[Exercise brief]:
Extract the full set of records, then give each one again exactly.
....
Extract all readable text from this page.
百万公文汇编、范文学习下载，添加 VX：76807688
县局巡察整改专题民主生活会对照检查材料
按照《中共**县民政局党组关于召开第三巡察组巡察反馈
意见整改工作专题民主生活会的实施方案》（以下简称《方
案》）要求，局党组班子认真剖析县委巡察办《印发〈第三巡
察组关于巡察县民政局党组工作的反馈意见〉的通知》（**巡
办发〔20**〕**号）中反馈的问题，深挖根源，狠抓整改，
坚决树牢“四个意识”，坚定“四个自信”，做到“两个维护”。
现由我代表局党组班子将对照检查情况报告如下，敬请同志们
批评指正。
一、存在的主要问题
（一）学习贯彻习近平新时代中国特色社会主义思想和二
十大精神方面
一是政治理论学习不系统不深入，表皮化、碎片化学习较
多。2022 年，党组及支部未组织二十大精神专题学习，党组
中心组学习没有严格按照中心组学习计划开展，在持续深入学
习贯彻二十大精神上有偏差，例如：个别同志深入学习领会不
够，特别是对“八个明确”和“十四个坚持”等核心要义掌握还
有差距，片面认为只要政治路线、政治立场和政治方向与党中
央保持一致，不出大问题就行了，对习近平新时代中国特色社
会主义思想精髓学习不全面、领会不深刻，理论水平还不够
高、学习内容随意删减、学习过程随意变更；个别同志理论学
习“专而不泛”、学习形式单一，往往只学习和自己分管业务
....
[Output below]:
Extract all readable text from this page.
百万公文汇编、范文学习下载，添加 VX：76807688
县局巡察整改专题民主生活会对照检查材料
按照《中共**县民政局党组关于召开第三巡察组巡察反馈
意见整改工作专题民主生活会的实施方案》（以下简称《方
案》）要求，局党组班子认真剖析县委巡察办《印发〈第三巡
察组关于巡察县民政局党组工作的反馈意见〉的通知》（**巡
办发〔20**〕**号）中反馈的问题，深挖根源，狠抓整改，
坚决树牢“四个意识”，坚定“四个自信”，做到“两个维护”。
现由我代表局党组班子将对照检查情况报告如下，敬请同志们
批评指正。
一、存在的主要问题
（一）学习贯彻习近平新时代中国特色社会主义思想和二
十大精神方面
一是政治理论学习不系统不深入，表皮化、碎片化学习较
多。2022 年，党组及支部未组织二十大精神专题学习，党组
中心组学习没有严格按照中心组学习计划开展，在持续深入学
习贯彻二十大精神上有偏差，例如：个别同志深入学习领会不
够，特别是对“八个明确”和“十四个坚持”等核心要义掌握还
有差距，片面认为只要政治路线、政治立场和政治方向与党中
央保持一致，不出大问题就行了，对习近平新时代中国特色社
会主义思想精髓学习不全面、领会不深刻，理论水平还不够
高、学习内容随意删减、学习过程随意变更；个别同志理论学
习“专而不泛”、学习形式单一，往往只学习和自己分管业务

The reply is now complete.